» Provided material
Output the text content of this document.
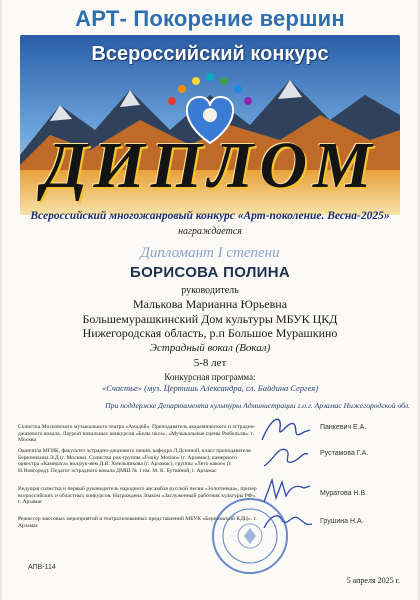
АРТ- Покорение вершин
Всероссийский конкурс
ДИПЛОМ
Всероссийский многожанровый конкурс «Арт-поколение. Весна-2025»
награждается
Дипломант I степени
БОРИСОВА ПОЛИНА
руководитель
Малькова Марианна Юрьевна
Большемурашкинский Дом культуры МБУК ЦКД
Нижегородская область, р.п Большое Мурашкино
Эстрадный вокал (Вокал)
5-8 лет
Конкурсная программа:
«Счастье» (муз. Цертишь Александра, сл. Байдина Сергея)
При поддержке Департамента культуры Администрации г.о.г. Арзамас Нижегородской обл.
Солистка Московского музыкального театра «Амадей». Преподаватель академического и эстрадно-джазового вокала. Лауреат вокальных конкурсов «Белы чоса», «Музыкальные сцены Рюбельля». г. Москва
Окончила МГИК, факультет эстрадно-джазового пения, кафедра Л.Дсенной, класс преподавателя Березинкина Э.Д (г. Москва). Солистка рок-группы «Funky Motion» (г. Арзамас), камерного оркестра «Камерата» вол.рук-вем Д.В. Хмельникова (г. Арзамас), группы «Лето какое» (г. Н.Новгород). Педагог эстрадного вокала ДМШ № 1 им. М. К. Бутвиной, г. Арзамас
Ведущая солистка и первый руководитель народного ансамбля русской песни «Золотинкаа», призер всероссийских и областных конкурсов. Награждена Знаком «Заслуженный работник культуры РФ». г. Арзамас
Режиссер массовых мероприятий и театрализованных представлений МБУК «Березовский КДЦ». г. Арзамас
Панкевич Е.А.
Рустамова Г.А.
Муратова Н.В.
Грушина Н.А.
АПВ-114
5 апреля 2025 г.
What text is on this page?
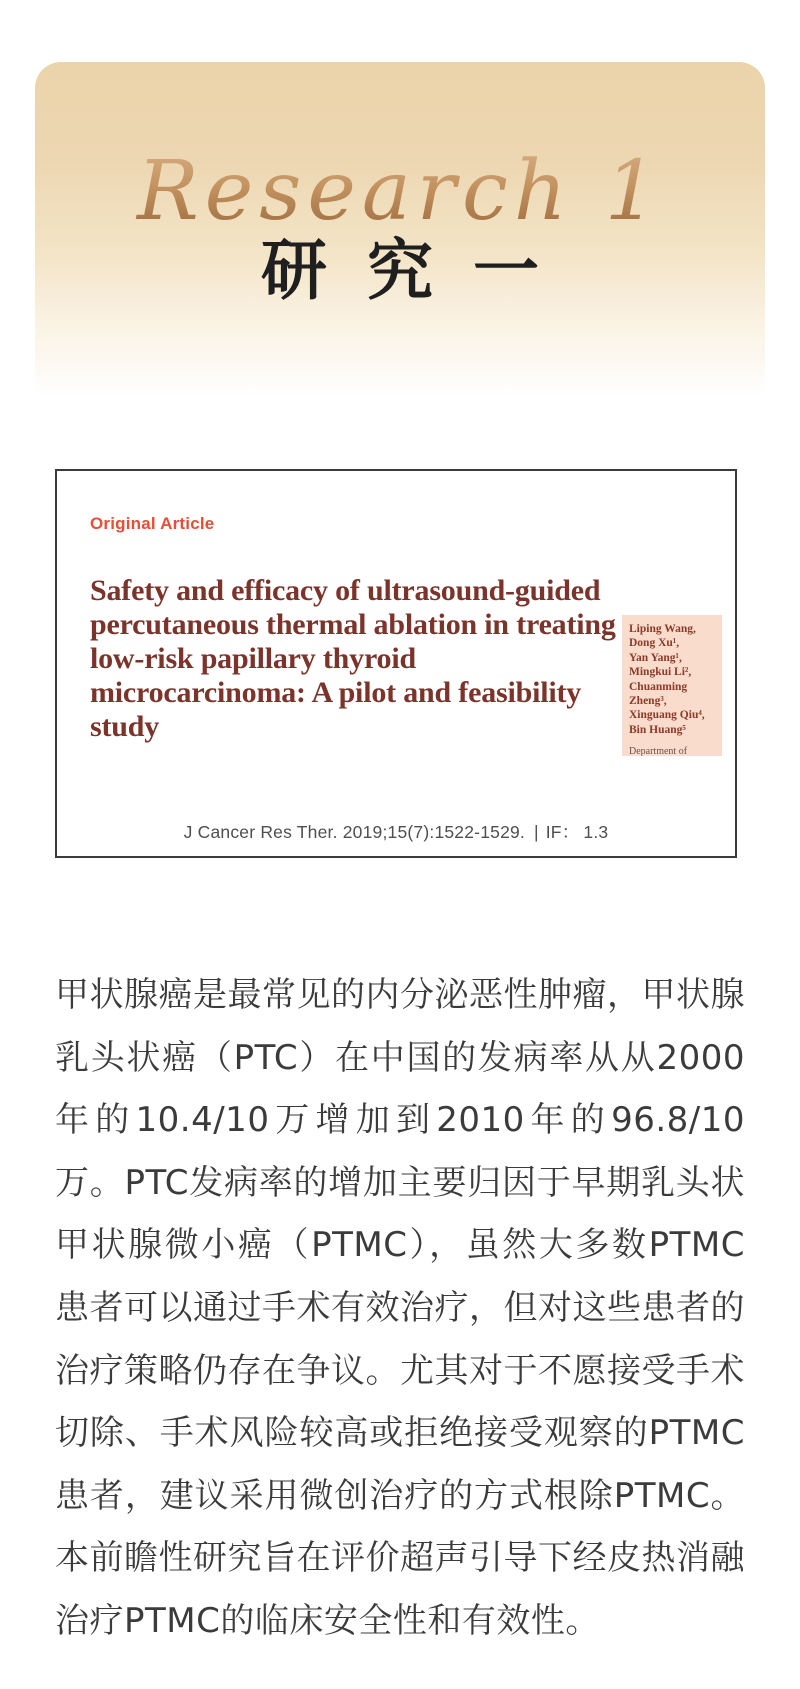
Research 1
研究一
Original Article
Safety and efficacy of ultrasound-guided percutaneous thermal ablation in treating low-risk papillary thyroid microcarcinoma: A pilot and feasibility study
Liping Wang,
Dong Xu¹,
Yan Yang¹,
Mingkui Li²,
Chuanming Zheng³,
Xinguang Qiu⁴,
Bin Huang⁵
Department of
J Cancer Res Ther. 2019;15(7):1522-1529. | IF： 1.3
甲状腺癌是最常见的内分泌恶性肿瘤，甲状腺乳头状癌（PTC）在中国的发病率从从2000年的10.4/10万增加到2010年的96.8/10万。PTC发病率的增加主要归因于早期乳头状甲状腺微小癌（PTMC），虽然大多数PTMC患者可以通过手术有效治疗，但对这些患者的治疗策略仍存在争议。尤其对于不愿接受手术切除、手术风险较高或拒绝接受观察的PTMC患者，建议采用微创治疗的方式根除PTMC。本前瞻性研究旨在评价超声引导下经皮热消融治疗PTMC的临床安全性和有效性。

» Goal
Find the word "Арзамас" in the data and copy out each line where it turns up.

» Complete output
При поддержке Департамента культуры Администрации г.о.г. Арзамас Нижегородской обл.
Окончила МГИК, факультет эстрадно-джазового пения, кафедра Л.Дсенной, класс преподавателя Березинкина Э.Д (г. Москва). Солистка рок-группы «Funky Motion» (г. Арзамас), камерного оркестра «Камерата» вол.рук-вем Д.В. Хмельникова (г. Арзамас), группы «Лето какое» (г. Н.Новгород). Педагог эстрадного вокала ДМШ № 1 им. М. К. Бутвиной, г. Арзамас
Ведущая солистка и первый руководитель народного ансамбля русской песни «Золотинкаа», призер всероссийских и областных конкурсов. Награждена Знаком «Заслуженный работник культуры РФ». г. Арзамас
Режиссер массовых мероприятий и театрализованных представлений МБУК «Березовский КДЦ». г. Арзамас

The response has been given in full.